**Task prompt:** Copy everything in the GEPA behavior demo notebook below from "This notebook initializes" down to "sys.path.append(os.path.abspath('..'))", word for word.

**Article:**

In [None]:
# GEPA Behavior Demo

This notebook initializes the simulation and behavior model, runs a minimal rollout, and visualizes logs.


In [None]:
%load_ext autoreload
%autoreload 2
import os, sys
sys.path.append(os.path.abspath('..'))
from gepa.utils.config import Config, ConfigLoader
from gepa.utils.logging_utils import Logger
from gepa.sim import BulletSimEnv
from gepa.models import TorchBehaviorModel
from gepa.gepa import GEPAOptimizer, MockLLM, Prompt
import torch, numpy as np


In [None]:
cfg = ConfigLoader.from_yaml('../configs/default.yaml')
env = BulletSimEnv(urdf_path=cfg.simulation.robot_urdf, gui=False)
obs = env.reset()
cfg.model.input_dim = int(obs.shape[0])
cfg.model.action_dim = int(env.num_joints)
model = TorchBehaviorModel(architecture=cfg.model.architecture, input_dim=cfg.model.input_dim, action_dim=cfg.model.action_dim, prompt_conditioning=cfg.model.prompt_conditioning)
logger = Logger('../runs/notebook_demo')
prompt = cfg.gepa.base_prompt


In [None]:
rewards = []
observations = []
actions = []
for t in range(100):
    observations.append(obs.copy())
    obs_t = torch.tensor(obs, dtype=torch.float32).unsqueeze(0)
    action = model.select_action(obs_t, prompt=prompt).action.squeeze(0).numpy()
    actions.append(action.copy())
    res = env.step(action)
    obs = res.observation
    rewards.append(res.reward)
logger.log_trajectory('demo_episode', observations, actions, rewards)
env.close()


In [None]:
from gepa.utils.plotting import plot_trajectory
plot_trajectory(rewards)

**Data block:**
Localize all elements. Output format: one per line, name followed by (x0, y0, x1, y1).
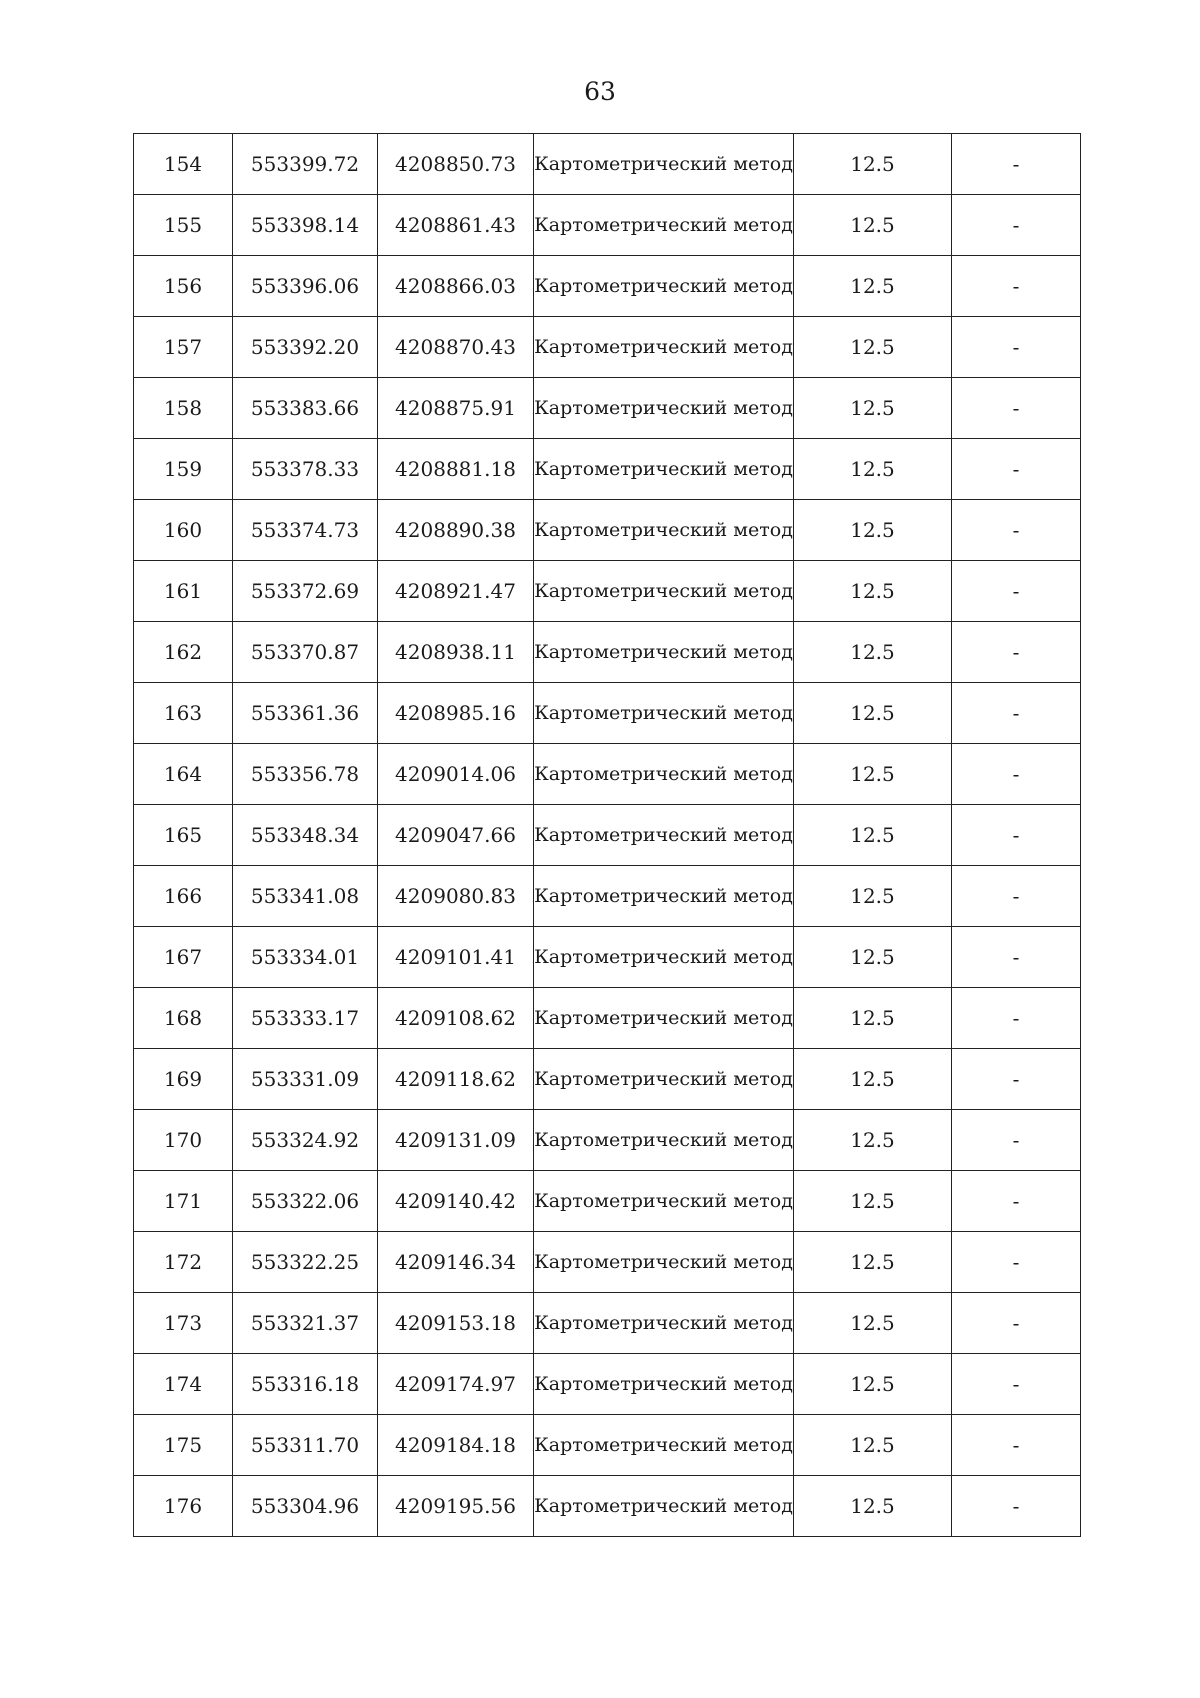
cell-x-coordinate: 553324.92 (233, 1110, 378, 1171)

**Answer to the problem:**
This notebook initializes the simulation and behavior model, runs a minimal rollout, and visualizes logs.


In [None]:
%load_ext autoreload
%autoreload 2
import os, sys
sys.path.append(os.path.abspath('..'))